## MATERIAL SUPPLIED
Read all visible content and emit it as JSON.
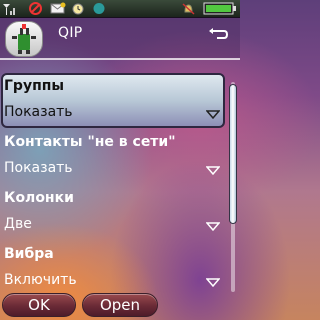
{
  "app": {
    "title": "QIP"
  },
  "status_bar": {
    "icons": [
      "signal-icon",
      "no-sim-icon",
      "message-icon",
      "alarm-icon",
      "bluetooth-icon",
      "bell-icon",
      "battery-icon"
    ]
  },
  "list": {
    "items": [
      {
        "title": "Группы",
        "value": "Показать",
        "selected": true
      },
      {
        "title": "Контакты \"не в сети\"",
        "value": "Показать",
        "selected": false
      },
      {
        "title": "Колонки",
        "value": "Две",
        "selected": false
      },
      {
        "title": "Вибра",
        "value": "Включить",
        "selected": false
      }
    ]
  },
  "softkeys": {
    "left": "OK",
    "right": "Open"
  },
  "colors": {
    "selection_top": "#dfe8ef",
    "selection_bottom": "#8d8fb6",
    "softkey": "#6a2a36"
  }
}
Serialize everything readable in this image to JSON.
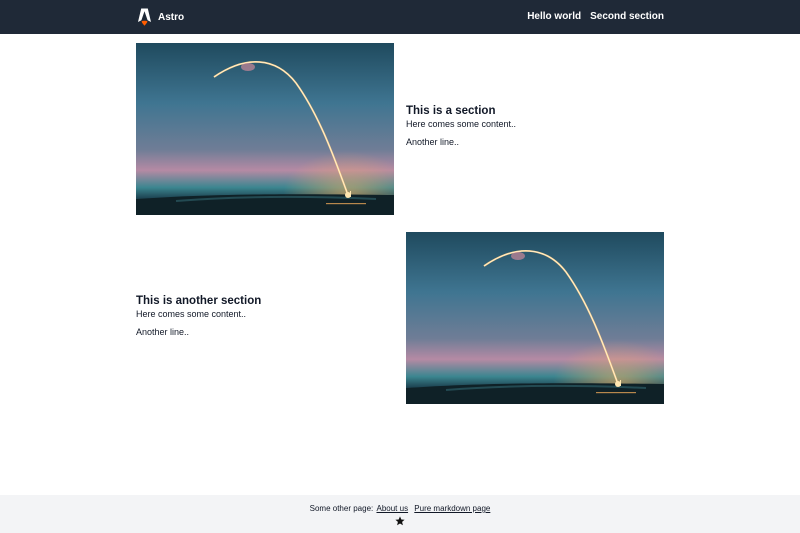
{
  "navbar": {
    "brand": "Astro",
    "links": [
      "Hello world",
      "Second section"
    ]
  },
  "sections": [
    {
      "title": "This is a section",
      "lines": [
        "Here comes some content..",
        "Another line.."
      ],
      "image_alt": "rocket-launch-image"
    },
    {
      "title": "This is another section",
      "lines": [
        "Here comes some content..",
        "Another line.."
      ],
      "image_alt": "rocket-launch-image"
    }
  ],
  "footer": {
    "prefix": "Some other page:",
    "links": [
      "About us",
      "Pure markdown page"
    ],
    "icon": "star-icon"
  },
  "colors": {
    "navbar_bg": "#1f2937",
    "footer_bg": "#f3f4f6",
    "text": "#111827"
  }
}
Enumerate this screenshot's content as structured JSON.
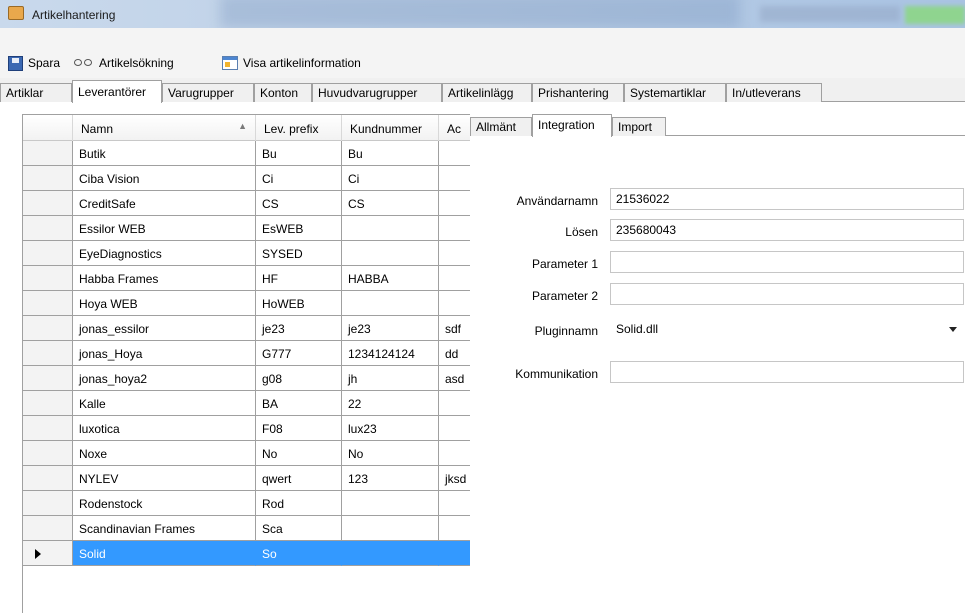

## EXERCISE TASK
Your task is an exact transcription of all the data, minus the pictures.

## ANSWER FOR THE TASK
Read all visible content and emit it as JSON.
{
  "app": {
    "title": "QIP"
  },
  "status_bar": {
    "icons": [
      "signal-icon",
      "no-sim-icon",
      "message-icon",
      "alarm-icon",
      "bluetooth-icon",
      "bell-icon",
      "battery-icon"
    ]
  },
  "list": {
    "items": [
      {
        "title": "Группы",
        "value": "Показать",
        "selected": true
      },
      {
        "title": "Контакты \"не в сети\"",
        "value": "Показать",
        "selected": false
      },
      {
        "title": "Колонки",
        "value": "Две",
        "selected": false
      },
      {
        "title": "Вибра",
        "value": "Включить",
        "selected": false
      }
    ]
  },
  "softkeys": {
    "left": "OK",
    "right": "Open"
  },
  "colors": {
    "selection_top": "#dfe8ef",
    "selection_bottom": "#8d8fb6",
    "softkey": "#6a2a36"
  }
}
Serialize everything readable in this image to JSON.
{
  "navbar": {
    "brand": "Astro",
    "links": [
      "Hello world",
      "Second section"
    ]
  },
  "sections": [
    {
      "title": "This is a section",
      "lines": [
        "Here comes some content..",
        "Another line.."
      ],
      "image_alt": "rocket-launch-image"
    },
    {
      "title": "This is another section",
      "lines": [
        "Here comes some content..",
        "Another line.."
      ],
      "image_alt": "rocket-launch-image"
    }
  ],
  "footer": {
    "prefix": "Some other page:",
    "links": [
      "About us",
      "Pure markdown page"
    ],
    "icon": "star-icon"
  },
  "colors": {
    "navbar_bg": "#1f2937",
    "footer_bg": "#f3f4f6",
    "text": "#111827"
  }
}
Enumerate this screenshot's content as structured JSON.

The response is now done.